* BEGIN Data for the task *

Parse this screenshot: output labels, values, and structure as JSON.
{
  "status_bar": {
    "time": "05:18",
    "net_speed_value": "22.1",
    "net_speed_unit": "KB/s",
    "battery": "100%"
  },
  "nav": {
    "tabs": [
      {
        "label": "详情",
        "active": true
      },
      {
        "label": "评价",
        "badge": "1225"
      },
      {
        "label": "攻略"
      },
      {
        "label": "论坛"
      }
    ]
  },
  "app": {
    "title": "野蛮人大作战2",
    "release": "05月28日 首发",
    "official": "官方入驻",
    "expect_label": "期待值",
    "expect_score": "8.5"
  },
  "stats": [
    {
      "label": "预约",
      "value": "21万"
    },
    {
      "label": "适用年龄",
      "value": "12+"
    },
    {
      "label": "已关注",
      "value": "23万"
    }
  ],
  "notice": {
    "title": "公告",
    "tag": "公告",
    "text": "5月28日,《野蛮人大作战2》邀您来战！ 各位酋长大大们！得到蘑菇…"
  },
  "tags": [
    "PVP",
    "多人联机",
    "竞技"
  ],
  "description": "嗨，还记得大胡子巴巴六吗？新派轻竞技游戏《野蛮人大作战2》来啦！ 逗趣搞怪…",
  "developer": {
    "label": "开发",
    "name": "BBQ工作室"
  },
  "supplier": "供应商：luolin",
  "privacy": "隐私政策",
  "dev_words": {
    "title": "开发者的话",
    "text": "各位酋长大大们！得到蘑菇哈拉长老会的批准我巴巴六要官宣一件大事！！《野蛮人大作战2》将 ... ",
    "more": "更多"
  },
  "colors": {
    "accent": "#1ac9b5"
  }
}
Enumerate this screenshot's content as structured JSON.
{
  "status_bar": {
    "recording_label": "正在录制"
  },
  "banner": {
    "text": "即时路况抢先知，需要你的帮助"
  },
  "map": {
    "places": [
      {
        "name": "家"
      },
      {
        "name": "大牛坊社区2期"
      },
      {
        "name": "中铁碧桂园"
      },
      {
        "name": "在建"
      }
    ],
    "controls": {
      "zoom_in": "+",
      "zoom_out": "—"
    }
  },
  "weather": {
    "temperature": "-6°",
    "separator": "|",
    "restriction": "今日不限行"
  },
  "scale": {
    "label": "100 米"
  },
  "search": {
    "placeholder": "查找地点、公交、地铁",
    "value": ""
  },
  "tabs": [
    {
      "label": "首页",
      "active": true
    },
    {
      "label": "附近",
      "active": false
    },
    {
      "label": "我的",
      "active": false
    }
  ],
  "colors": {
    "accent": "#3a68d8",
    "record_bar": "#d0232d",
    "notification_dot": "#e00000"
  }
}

* END Data for the task *

- [What is required]: Give only the number of lines above that hold the string "screenshot".

- [The completed task]: 2